[Begin SOURCE MATERIAL]

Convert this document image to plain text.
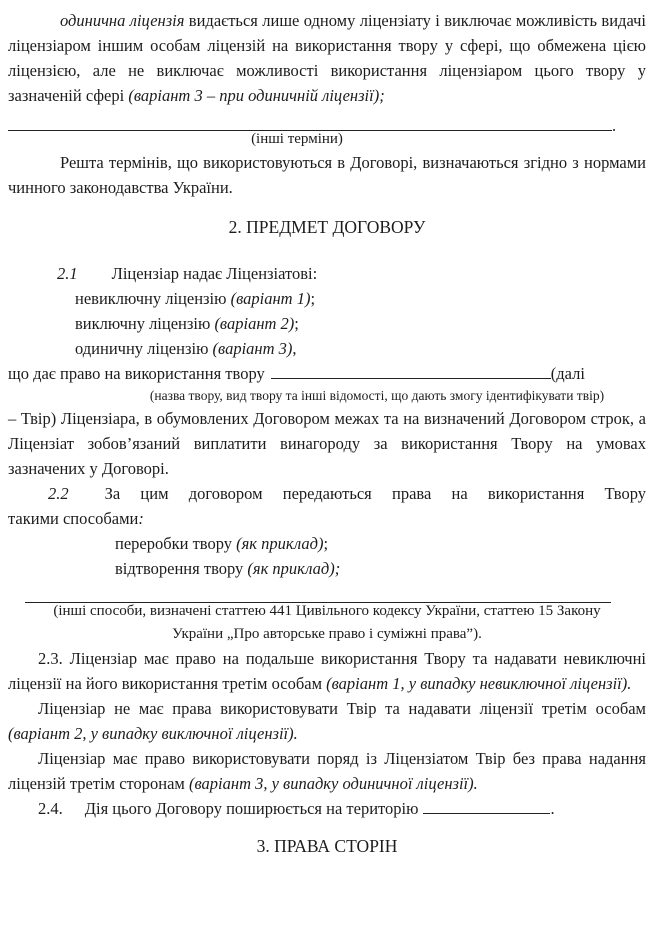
одинична ліцензія видається лише одному ліцензіату і виключає можливість видачі ліцензіаром іншим особам ліцензій на використання твору у сфері, що обмежена цією ліцензією, але не виключає можливості використання ліцензіаром цього твору у зазначеній сфері (варіант 3 – при одиничній ліцензії);

.
(інші терміни)

Решта термінів, що використовуються в Договорі, визначаються згідно з нормами чинного законодавства України.

2. ПРЕДМЕТ ДОГОВОРУ
2.1 Ліцензіар надає Ліцензіатові:
невиключну ліцензію (варіант 1);
виключну ліцензію (варіант 2);
одиничну ліцензію (варіант 3),
що дає право на використання твору	(далі
(назва твору, вид твору та інші відомості, що дають змогу ідентифікувати твір)

– Твір) Ліцензіара, в обумовлених Договором межах та на визначений Договором строк, а Ліцензіат зобов’язаний виплатити винагороду за використання Твору на умовах зазначених у Договорі.

2.2 За цим договором передаються права на використання Твору
такими способами:
переробки твору (як приклад);
відтворення твору (як приклад);
(інші способи, визначені статтею 441 Цивільного кодексу України, статтею 15 Закону
України „Про авторське право і суміжні права”).

2.3. Ліцензіар має право на подальше використання Твору та надавати невиключні ліцензії на його використання третім особам (варіант 1, у випадку невиключної ліцензії).

Ліцензіар не має права використовувати Твір та надавати ліцензії третім особам (варіант 2, у випадку виключної ліцензії).

Ліцензіар має право використовувати поряд із Ліцензіатом Твір без права надання ліцензій третім сторонам (варіант 3, у випадку одиничної ліцензії).

2.4. Дія цього Договору поширюється на територію	.
3. ПРАВА СТОРІН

[End SOURCE MATERIAL]

◆ AIM
Gather all lines with the string "використовувати" from the data.

◆ COMPLETED EXERCISE
Ліцензіар не має права використовувати Твір та надавати ліцензії третім особам (варіант 2, у випадку виключної ліцензії).
Ліцензіар має право використовувати поряд із Ліцензіатом Твір без права надання ліцензій третім сторонам (варіант 3, у випадку одиничної ліцензії).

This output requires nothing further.